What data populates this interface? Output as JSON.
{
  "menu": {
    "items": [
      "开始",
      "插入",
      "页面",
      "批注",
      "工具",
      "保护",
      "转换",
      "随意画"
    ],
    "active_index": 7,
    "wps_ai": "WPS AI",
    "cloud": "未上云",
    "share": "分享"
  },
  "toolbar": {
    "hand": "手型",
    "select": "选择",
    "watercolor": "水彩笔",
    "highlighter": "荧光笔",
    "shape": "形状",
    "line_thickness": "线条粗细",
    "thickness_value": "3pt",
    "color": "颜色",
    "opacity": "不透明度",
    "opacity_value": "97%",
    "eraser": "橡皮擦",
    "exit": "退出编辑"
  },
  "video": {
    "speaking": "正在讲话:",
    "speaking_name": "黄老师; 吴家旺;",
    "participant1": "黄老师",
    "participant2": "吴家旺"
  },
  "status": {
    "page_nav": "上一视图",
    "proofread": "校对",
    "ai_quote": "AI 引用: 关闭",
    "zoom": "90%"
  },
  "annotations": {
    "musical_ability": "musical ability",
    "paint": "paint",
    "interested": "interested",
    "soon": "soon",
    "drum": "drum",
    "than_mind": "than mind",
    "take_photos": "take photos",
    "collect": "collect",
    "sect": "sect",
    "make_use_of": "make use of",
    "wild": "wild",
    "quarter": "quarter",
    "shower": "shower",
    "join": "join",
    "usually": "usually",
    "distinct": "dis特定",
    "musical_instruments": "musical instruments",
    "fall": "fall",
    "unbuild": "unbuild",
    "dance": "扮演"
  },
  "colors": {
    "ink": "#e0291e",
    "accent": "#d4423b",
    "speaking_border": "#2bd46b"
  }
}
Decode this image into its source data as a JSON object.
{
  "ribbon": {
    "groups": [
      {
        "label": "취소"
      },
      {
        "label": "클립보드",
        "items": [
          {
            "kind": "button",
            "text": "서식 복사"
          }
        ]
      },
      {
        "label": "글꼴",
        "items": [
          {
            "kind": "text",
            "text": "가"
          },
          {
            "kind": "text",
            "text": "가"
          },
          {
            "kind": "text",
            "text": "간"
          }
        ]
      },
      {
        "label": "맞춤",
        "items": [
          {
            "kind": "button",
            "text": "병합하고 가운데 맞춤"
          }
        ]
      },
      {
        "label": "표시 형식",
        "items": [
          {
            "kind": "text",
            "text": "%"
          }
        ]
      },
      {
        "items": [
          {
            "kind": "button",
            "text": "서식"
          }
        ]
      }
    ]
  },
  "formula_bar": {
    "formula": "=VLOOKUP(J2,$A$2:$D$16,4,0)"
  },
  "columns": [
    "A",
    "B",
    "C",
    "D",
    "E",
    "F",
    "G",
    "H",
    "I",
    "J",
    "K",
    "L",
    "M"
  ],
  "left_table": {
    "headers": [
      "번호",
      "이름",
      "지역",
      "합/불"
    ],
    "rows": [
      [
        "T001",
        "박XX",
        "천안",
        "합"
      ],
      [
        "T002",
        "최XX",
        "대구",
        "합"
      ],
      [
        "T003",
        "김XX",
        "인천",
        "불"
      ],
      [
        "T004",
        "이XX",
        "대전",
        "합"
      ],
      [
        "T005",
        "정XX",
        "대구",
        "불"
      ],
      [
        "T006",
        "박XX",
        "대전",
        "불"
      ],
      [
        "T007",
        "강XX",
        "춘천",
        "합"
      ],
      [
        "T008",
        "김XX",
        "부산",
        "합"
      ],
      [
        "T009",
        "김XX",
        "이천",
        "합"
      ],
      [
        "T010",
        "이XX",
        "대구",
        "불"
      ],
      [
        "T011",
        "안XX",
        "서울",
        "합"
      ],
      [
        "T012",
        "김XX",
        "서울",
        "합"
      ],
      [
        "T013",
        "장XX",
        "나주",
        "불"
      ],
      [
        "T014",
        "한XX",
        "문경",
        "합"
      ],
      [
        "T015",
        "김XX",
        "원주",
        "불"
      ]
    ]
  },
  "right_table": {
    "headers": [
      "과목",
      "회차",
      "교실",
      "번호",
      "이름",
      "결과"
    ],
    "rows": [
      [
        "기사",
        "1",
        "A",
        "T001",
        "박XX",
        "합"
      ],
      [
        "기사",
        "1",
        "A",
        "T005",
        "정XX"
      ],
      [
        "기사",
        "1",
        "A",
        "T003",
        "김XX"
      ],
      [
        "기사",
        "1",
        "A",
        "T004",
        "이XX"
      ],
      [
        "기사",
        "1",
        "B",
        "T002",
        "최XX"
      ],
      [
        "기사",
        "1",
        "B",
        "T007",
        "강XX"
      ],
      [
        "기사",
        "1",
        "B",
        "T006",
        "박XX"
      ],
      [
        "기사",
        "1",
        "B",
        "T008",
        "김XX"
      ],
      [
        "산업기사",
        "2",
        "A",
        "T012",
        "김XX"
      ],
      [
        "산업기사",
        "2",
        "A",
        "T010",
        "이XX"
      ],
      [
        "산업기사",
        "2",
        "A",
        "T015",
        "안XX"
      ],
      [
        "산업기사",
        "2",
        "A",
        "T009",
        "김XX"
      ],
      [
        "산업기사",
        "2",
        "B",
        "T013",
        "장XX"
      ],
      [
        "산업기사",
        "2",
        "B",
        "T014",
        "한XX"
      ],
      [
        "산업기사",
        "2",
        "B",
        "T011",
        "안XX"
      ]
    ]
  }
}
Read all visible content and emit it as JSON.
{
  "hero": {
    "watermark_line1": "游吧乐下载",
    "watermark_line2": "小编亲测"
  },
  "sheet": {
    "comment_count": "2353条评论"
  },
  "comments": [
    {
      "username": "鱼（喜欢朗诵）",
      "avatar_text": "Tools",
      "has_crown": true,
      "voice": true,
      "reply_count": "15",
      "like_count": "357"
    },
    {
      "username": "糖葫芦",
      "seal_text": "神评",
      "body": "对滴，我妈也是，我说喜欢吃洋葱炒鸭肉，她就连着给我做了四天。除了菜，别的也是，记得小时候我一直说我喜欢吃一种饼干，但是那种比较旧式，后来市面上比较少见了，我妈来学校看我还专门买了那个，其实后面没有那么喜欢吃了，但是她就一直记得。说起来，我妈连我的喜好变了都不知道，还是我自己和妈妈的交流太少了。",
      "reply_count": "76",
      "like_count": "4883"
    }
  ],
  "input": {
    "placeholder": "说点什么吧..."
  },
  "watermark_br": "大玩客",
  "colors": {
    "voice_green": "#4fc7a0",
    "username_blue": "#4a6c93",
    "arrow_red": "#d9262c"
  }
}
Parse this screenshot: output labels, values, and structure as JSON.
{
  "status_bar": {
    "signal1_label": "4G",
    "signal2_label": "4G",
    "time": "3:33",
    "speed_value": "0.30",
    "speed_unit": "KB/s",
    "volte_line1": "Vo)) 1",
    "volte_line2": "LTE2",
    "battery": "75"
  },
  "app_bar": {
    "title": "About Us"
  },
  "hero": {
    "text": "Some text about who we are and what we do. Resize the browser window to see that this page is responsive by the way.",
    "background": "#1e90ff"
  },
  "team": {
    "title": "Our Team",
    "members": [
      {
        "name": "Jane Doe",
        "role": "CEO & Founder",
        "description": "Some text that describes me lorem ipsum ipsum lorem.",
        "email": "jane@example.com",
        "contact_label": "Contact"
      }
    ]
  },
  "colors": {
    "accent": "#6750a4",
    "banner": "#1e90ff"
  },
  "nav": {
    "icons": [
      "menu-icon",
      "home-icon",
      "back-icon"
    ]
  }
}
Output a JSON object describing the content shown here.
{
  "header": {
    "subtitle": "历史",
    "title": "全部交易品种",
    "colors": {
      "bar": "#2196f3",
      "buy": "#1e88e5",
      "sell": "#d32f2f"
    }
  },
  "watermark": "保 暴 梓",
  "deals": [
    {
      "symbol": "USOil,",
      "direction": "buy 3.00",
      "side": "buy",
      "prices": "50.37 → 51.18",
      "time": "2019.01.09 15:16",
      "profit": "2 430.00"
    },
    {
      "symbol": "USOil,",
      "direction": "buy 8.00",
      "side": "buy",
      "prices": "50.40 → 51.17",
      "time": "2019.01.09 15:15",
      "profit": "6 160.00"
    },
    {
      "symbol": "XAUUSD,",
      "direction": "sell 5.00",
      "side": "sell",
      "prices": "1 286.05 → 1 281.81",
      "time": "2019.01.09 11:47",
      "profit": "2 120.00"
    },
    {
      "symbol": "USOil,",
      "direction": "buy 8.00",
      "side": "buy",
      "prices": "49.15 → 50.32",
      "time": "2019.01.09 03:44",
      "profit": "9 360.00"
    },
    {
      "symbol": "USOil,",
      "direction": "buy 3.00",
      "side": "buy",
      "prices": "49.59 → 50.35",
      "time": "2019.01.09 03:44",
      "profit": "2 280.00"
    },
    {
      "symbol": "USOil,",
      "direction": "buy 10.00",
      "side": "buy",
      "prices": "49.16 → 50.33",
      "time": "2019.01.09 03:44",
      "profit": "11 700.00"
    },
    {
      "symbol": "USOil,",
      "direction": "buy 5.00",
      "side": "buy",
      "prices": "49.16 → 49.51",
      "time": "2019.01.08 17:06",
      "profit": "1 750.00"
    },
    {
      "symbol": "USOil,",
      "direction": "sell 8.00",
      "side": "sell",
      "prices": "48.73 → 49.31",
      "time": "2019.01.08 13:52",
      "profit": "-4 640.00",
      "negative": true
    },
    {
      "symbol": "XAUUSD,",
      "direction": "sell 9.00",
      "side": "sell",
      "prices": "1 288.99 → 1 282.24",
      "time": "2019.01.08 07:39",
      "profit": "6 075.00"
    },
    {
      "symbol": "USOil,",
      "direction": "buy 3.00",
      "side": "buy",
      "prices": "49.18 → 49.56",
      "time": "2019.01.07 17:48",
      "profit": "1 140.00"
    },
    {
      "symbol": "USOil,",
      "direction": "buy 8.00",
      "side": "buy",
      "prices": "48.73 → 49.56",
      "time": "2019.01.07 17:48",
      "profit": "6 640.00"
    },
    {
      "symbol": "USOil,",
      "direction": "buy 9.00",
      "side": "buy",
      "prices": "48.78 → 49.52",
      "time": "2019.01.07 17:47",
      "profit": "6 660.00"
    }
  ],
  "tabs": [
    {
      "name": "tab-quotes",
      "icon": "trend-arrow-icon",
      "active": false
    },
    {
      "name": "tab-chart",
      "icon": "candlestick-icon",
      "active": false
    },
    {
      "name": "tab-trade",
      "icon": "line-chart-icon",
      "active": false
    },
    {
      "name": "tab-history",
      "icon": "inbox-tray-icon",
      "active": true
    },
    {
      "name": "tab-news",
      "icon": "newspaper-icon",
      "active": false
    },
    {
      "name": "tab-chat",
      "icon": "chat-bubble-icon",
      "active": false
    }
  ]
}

+---+

Exercise directions
For the entries above, count the lines that contain the string "this", and state that number without further comment.

Worked solution
4